## WRITTEN TASK
Reproduce every line of the records below word for word, with no changes.

— start of DATASET RECORDS —

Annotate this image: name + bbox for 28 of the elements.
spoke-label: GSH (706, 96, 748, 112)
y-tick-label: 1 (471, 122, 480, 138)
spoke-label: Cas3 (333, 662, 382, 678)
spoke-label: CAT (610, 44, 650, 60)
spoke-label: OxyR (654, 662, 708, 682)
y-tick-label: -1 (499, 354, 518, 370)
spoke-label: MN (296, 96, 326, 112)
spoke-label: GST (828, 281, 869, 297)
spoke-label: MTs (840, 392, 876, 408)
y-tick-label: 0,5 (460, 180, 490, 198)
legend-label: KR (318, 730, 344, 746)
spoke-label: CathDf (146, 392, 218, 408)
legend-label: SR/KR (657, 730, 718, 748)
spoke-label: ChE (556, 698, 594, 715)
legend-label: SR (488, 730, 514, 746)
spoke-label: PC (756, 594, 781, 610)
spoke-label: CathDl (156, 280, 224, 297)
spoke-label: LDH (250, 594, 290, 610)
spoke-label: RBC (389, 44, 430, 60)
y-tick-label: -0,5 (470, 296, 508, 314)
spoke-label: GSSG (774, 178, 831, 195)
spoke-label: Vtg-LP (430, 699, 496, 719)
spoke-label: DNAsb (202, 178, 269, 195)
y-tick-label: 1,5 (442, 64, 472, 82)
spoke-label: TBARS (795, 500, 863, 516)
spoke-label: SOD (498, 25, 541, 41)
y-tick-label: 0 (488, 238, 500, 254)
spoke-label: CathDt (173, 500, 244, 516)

— end of DATASET RECORDS —

## COMPLETED EXERCISE
Annotate this image: name + bbox for 28 of the elements.
spoke-label: GSH (706, 96, 748, 112)
y-tick-label: 1 (471, 122, 480, 138)
spoke-label: Cas3 (333, 662, 382, 678)
spoke-label: CAT (610, 44, 650, 60)
spoke-label: OxyR (654, 662, 708, 682)
y-tick-label: -1 (499, 354, 518, 370)
spoke-label: MN (296, 96, 326, 112)
spoke-label: GST (828, 281, 869, 297)
spoke-label: MTs (840, 392, 876, 408)
y-tick-label: 0,5 (460, 180, 490, 198)
legend-label: KR (318, 730, 344, 746)
spoke-label: CathDf (146, 392, 218, 408)
legend-label: SR/KR (657, 730, 718, 748)
spoke-label: ChE (556, 698, 594, 715)
legend-label: SR (488, 730, 514, 746)
spoke-label: PC (756, 594, 781, 610)
spoke-label: CathDl (156, 280, 224, 297)
spoke-label: LDH (250, 594, 290, 610)
spoke-label: RBC (389, 44, 430, 60)
y-tick-label: -0,5 (470, 296, 508, 314)
spoke-label: GSSG (774, 178, 831, 195)
spoke-label: Vtg-LP (430, 699, 496, 719)
spoke-label: DNAsb (202, 178, 269, 195)
y-tick-label: 1,5 (442, 64, 472, 82)
spoke-label: TBARS (795, 500, 863, 516)
spoke-label: SOD (498, 25, 541, 41)
y-tick-label: 0 (488, 238, 500, 254)
spoke-label: CathDt (173, 500, 244, 516)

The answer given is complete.